> [WORK REQUIRED]
Could you return everything from the start of the records down to the line containing "right-axis-unit-label: (手): [1069, 283, 1080, 301]", updated so that "bar-open-interest" becomes "bar-position" with nothing else changed?

> [Layout element records]
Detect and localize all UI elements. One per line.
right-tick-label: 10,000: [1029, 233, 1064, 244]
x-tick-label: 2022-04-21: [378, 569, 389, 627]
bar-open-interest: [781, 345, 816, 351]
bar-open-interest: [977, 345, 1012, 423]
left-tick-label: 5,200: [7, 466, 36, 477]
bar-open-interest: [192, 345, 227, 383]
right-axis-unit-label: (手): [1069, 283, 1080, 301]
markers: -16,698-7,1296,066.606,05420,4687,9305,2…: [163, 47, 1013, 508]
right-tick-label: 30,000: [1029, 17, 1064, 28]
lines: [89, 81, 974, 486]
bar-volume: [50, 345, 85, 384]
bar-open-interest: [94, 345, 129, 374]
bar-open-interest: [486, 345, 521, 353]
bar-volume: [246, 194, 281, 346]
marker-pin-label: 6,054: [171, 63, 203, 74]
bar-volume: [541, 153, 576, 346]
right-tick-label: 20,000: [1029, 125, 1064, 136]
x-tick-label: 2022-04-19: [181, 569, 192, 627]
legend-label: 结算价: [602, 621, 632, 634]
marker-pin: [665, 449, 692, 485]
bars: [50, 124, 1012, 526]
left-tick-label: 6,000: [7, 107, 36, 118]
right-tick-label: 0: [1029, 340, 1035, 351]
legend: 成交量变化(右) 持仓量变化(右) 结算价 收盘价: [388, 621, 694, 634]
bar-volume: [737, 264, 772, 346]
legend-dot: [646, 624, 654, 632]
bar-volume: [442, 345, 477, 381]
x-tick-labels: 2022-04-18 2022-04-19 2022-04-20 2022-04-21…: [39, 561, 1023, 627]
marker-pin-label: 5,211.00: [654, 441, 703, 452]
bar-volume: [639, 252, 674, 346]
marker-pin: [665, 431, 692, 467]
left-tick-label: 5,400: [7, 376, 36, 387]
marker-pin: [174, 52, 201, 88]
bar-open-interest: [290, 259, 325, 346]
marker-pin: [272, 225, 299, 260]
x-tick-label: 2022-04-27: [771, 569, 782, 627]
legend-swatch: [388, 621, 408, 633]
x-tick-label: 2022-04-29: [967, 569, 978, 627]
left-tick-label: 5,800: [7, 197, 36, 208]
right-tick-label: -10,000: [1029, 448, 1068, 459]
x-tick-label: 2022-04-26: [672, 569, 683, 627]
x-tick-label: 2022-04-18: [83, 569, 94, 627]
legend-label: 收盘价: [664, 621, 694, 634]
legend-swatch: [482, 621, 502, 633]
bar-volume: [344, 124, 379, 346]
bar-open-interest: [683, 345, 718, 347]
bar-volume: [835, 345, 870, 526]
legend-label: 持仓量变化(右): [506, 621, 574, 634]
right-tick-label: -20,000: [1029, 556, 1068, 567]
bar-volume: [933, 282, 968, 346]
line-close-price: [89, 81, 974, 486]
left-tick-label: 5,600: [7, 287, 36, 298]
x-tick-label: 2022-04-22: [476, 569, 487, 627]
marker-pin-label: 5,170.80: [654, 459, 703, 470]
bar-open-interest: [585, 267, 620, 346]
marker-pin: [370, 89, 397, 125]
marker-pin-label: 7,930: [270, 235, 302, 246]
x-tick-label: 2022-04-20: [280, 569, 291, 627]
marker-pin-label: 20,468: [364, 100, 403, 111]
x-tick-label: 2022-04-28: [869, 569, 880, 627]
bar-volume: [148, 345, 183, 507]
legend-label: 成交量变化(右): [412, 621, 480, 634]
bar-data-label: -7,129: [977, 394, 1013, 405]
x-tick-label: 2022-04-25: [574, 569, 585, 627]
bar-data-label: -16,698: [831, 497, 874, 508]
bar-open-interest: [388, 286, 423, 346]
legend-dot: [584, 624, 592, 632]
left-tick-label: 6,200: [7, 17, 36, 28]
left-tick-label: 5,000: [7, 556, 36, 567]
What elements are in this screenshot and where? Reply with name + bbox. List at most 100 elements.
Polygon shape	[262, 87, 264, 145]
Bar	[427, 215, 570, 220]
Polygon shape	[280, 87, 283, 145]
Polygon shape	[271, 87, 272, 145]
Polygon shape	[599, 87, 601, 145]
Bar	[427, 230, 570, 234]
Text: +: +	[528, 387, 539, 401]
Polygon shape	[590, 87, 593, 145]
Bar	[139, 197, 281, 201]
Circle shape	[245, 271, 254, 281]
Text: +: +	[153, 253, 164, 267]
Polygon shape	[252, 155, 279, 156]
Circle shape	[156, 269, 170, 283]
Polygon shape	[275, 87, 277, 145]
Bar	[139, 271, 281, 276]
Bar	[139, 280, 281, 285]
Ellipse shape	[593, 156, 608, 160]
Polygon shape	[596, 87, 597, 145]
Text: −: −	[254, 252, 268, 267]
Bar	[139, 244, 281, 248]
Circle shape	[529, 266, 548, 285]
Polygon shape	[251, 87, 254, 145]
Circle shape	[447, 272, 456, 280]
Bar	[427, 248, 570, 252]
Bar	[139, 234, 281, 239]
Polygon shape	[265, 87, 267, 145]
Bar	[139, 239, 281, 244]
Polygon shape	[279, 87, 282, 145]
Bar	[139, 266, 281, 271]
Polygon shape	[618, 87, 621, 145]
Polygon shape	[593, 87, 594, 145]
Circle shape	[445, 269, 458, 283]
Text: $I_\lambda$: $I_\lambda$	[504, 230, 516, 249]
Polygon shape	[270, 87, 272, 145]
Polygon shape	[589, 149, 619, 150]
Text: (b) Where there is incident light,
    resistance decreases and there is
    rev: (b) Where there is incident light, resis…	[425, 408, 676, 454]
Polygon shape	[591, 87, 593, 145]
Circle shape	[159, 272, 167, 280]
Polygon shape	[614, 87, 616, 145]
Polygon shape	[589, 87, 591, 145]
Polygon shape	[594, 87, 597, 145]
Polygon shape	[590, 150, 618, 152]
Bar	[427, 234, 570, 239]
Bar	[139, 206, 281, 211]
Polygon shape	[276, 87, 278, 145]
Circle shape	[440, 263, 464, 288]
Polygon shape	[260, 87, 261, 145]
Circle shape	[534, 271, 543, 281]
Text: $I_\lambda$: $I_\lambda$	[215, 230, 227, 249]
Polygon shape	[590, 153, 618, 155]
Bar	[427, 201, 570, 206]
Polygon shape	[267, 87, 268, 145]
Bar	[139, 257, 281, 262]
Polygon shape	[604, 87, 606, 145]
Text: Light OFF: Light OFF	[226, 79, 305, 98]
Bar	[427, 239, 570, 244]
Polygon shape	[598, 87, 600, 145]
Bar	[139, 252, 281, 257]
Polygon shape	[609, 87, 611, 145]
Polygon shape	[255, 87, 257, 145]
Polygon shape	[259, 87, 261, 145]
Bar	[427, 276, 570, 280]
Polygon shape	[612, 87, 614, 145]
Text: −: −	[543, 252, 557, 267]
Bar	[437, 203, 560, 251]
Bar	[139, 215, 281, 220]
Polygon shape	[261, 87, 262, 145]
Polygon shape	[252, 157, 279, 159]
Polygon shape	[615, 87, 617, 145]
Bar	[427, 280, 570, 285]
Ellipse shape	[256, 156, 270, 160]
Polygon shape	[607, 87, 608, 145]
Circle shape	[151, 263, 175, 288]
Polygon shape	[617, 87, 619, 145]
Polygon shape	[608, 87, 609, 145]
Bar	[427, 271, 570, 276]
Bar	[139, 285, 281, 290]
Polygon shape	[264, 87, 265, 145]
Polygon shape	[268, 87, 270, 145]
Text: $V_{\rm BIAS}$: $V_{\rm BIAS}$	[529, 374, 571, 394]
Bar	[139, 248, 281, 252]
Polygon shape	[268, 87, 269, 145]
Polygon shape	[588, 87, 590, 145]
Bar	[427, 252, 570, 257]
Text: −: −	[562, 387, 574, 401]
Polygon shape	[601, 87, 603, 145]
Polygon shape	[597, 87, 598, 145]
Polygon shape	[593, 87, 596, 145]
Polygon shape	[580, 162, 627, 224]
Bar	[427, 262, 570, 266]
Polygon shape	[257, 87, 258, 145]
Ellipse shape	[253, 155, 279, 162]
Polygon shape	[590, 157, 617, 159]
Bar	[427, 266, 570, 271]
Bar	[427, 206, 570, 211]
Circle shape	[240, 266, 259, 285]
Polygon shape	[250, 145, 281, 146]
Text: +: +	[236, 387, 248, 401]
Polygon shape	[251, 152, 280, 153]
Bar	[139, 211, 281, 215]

> [EXPECTED ANSWER]
Detect and localize all UI elements. One per line.
right-tick-label: 10,000: [1029, 233, 1064, 244]
x-tick-label: 2022-04-21: [378, 569, 389, 627]
bar-position: [781, 345, 816, 351]
bar-position: [977, 345, 1012, 423]
left-tick-label: 5,200: [7, 466, 36, 477]
bar-position: [192, 345, 227, 383]
right-axis-unit-label: (手): [1069, 283, 1080, 301]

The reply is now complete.